**Written problem:**
From the entries that follow, pick out all lines holding "JSON".

**Data records:**
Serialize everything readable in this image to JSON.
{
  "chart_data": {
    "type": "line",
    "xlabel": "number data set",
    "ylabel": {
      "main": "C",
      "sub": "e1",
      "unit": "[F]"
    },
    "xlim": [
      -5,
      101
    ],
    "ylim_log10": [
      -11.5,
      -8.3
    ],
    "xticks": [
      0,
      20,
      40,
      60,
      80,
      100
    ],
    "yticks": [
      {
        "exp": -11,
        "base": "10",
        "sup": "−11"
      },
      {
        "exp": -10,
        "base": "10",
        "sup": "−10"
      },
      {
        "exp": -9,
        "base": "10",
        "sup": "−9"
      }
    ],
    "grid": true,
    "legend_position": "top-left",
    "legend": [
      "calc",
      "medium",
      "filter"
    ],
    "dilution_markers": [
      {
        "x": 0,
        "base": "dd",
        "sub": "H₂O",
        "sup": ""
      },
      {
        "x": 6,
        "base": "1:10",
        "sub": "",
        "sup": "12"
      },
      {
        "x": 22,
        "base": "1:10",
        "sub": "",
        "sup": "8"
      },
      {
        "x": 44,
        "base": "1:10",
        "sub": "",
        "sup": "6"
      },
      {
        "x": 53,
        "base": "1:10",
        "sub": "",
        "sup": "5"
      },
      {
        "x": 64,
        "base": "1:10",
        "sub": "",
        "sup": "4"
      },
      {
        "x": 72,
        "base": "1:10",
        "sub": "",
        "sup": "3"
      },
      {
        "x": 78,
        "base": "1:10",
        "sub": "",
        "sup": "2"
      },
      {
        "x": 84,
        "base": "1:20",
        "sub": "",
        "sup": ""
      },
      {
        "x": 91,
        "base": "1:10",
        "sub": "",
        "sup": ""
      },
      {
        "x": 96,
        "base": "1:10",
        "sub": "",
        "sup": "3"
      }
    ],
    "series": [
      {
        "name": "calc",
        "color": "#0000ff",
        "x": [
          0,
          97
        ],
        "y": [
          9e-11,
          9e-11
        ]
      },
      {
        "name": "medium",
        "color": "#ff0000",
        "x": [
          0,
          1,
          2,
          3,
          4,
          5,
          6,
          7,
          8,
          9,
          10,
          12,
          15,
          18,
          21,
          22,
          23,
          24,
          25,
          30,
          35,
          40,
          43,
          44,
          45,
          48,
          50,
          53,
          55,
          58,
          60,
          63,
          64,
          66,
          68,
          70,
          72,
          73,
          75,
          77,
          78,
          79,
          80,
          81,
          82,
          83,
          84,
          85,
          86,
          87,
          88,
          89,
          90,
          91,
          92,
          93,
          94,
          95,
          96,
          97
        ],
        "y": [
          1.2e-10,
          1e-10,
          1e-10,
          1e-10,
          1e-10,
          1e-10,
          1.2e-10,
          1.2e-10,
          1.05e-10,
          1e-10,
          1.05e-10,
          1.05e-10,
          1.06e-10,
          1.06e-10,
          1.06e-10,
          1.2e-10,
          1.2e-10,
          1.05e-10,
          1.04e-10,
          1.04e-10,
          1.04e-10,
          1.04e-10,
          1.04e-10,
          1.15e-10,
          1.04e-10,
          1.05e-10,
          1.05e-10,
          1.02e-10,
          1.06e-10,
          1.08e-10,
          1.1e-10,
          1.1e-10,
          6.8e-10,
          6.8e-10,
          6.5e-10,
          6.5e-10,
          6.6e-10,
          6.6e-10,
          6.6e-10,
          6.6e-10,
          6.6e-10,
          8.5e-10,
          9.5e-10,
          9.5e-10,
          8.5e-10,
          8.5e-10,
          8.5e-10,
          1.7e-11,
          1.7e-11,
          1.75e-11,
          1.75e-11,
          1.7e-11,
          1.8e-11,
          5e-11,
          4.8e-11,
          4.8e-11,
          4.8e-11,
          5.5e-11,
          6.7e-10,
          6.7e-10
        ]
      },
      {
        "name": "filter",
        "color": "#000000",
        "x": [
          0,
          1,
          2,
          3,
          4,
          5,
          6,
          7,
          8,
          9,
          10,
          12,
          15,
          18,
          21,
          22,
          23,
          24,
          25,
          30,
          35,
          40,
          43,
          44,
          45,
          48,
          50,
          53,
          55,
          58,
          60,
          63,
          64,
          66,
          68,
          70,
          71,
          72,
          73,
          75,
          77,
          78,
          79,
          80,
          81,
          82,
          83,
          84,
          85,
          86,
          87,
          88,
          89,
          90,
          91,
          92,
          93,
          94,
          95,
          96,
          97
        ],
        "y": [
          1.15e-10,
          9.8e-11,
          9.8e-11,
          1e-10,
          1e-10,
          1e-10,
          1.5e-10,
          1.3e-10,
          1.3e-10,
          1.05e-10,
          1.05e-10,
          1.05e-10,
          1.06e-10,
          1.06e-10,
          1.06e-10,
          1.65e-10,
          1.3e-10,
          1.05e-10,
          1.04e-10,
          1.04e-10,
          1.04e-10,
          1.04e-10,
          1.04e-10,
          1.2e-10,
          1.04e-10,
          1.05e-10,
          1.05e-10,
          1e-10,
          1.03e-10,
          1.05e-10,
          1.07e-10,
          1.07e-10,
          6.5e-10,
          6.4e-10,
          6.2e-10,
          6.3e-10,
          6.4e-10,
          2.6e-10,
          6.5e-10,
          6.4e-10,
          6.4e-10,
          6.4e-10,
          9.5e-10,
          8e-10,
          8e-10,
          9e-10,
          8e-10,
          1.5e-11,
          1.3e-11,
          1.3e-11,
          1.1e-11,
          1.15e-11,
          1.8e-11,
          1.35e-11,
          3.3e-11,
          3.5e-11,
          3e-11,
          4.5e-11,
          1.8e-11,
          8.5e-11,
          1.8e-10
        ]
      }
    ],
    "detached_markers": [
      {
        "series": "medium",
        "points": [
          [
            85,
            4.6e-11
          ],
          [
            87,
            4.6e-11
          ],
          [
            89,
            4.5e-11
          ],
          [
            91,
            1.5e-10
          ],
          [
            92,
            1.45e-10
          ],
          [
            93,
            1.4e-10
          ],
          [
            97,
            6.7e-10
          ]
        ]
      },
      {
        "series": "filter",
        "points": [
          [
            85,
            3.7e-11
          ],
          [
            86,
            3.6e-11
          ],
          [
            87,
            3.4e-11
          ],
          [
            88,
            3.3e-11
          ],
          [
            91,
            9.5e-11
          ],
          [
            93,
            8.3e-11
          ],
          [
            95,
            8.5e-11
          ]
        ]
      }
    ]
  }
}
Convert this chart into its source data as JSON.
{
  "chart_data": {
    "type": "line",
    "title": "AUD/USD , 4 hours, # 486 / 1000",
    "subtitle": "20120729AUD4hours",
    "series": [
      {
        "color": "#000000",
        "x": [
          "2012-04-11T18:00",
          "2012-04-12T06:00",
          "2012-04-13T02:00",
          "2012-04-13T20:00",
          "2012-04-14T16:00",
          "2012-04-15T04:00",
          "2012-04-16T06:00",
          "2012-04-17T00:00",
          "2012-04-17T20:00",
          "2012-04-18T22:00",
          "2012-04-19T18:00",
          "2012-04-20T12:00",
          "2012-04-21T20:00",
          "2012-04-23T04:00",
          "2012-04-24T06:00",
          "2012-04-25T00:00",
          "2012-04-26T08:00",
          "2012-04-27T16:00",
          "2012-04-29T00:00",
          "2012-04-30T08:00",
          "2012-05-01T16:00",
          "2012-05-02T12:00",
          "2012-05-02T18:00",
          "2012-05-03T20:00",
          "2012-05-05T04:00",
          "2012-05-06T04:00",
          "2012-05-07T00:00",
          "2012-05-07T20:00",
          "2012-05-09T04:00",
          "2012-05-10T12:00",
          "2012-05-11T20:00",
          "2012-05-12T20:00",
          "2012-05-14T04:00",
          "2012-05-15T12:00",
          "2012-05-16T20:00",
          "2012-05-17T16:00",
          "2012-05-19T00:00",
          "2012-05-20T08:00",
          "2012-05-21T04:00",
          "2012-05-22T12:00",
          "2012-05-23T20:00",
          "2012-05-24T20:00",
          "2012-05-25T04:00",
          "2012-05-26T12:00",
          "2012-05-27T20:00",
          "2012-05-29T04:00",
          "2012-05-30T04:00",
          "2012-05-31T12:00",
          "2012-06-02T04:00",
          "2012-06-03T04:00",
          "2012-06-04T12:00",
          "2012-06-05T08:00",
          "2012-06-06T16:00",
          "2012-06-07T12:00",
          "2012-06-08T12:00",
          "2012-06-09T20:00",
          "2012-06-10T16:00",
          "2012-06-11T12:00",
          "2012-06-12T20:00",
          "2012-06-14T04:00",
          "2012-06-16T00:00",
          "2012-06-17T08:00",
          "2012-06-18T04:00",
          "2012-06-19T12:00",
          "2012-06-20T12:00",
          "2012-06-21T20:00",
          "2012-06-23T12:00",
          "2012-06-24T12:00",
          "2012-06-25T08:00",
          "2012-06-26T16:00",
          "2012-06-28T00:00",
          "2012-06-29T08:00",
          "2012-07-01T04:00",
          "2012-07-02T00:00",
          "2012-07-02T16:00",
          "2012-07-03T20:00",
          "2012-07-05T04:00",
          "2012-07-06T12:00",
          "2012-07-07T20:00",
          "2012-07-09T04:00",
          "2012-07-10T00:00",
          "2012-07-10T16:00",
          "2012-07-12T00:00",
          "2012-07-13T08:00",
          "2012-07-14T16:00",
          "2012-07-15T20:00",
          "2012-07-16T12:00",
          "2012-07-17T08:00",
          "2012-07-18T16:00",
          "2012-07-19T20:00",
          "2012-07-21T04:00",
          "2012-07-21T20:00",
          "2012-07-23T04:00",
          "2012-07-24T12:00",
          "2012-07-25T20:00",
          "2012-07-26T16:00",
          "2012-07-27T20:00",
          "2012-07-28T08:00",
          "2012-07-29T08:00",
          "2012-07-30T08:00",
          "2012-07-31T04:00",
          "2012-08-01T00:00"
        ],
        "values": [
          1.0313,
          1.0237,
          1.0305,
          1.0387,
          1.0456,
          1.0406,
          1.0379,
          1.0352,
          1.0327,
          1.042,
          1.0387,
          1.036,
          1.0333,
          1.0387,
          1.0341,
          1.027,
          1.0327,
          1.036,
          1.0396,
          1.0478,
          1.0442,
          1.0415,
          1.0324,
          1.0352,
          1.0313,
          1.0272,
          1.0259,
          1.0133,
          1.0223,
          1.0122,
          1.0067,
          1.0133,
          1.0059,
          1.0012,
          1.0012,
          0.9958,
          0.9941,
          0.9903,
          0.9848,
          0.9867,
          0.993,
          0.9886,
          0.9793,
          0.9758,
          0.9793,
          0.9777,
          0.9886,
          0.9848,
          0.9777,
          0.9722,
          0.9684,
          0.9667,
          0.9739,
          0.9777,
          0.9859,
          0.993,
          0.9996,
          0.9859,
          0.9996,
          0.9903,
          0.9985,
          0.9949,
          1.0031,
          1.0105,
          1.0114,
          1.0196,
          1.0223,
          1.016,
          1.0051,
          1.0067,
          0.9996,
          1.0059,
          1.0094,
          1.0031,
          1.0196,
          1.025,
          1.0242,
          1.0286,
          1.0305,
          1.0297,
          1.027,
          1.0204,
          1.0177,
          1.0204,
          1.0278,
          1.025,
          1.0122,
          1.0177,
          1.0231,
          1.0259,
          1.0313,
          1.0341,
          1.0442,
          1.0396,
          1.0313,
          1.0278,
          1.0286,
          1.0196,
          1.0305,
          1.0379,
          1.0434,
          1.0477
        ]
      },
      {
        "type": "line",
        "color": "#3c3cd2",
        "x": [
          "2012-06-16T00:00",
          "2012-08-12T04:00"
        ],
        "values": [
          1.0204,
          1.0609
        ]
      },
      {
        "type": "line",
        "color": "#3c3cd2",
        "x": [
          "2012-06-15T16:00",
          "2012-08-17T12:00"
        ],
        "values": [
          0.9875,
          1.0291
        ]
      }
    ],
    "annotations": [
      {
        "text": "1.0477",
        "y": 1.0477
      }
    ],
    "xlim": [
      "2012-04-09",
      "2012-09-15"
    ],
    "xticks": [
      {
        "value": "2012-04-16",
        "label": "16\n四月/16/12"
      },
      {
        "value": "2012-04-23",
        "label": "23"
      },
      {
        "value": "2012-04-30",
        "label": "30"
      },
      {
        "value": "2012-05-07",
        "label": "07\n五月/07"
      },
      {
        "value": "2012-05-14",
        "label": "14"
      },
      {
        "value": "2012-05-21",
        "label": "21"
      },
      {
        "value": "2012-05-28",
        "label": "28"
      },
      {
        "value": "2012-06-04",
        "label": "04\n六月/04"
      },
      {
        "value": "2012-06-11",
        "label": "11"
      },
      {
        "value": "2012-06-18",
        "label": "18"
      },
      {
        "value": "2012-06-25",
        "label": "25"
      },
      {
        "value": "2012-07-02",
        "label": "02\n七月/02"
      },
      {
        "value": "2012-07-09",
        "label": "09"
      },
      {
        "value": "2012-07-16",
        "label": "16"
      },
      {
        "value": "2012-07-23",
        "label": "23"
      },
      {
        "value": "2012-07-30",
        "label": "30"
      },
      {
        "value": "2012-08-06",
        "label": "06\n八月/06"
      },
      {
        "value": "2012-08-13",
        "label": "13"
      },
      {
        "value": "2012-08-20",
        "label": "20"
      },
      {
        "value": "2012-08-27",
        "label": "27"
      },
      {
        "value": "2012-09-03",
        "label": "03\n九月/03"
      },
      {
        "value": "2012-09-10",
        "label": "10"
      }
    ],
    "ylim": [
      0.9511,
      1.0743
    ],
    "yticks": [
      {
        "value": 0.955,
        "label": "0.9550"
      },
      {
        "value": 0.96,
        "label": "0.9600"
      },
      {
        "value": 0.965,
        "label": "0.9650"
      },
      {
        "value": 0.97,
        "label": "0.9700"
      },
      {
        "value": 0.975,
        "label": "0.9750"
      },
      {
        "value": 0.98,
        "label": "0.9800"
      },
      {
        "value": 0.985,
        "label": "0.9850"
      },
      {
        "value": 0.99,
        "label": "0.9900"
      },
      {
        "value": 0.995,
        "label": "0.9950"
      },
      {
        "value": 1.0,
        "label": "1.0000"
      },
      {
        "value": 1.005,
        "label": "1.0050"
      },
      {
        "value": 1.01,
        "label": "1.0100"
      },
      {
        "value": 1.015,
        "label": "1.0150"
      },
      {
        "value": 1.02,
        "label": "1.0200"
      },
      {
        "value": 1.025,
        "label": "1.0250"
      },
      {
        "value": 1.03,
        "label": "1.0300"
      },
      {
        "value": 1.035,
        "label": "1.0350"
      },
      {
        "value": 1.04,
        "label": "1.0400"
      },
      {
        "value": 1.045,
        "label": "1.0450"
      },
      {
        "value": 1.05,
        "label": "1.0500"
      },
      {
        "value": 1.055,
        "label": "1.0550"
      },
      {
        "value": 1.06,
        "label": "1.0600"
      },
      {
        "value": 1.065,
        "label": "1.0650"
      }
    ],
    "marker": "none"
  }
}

**Answer to this exercise:**
Serialize everything readable in this image to JSON.
Convert this chart into its source data as JSON.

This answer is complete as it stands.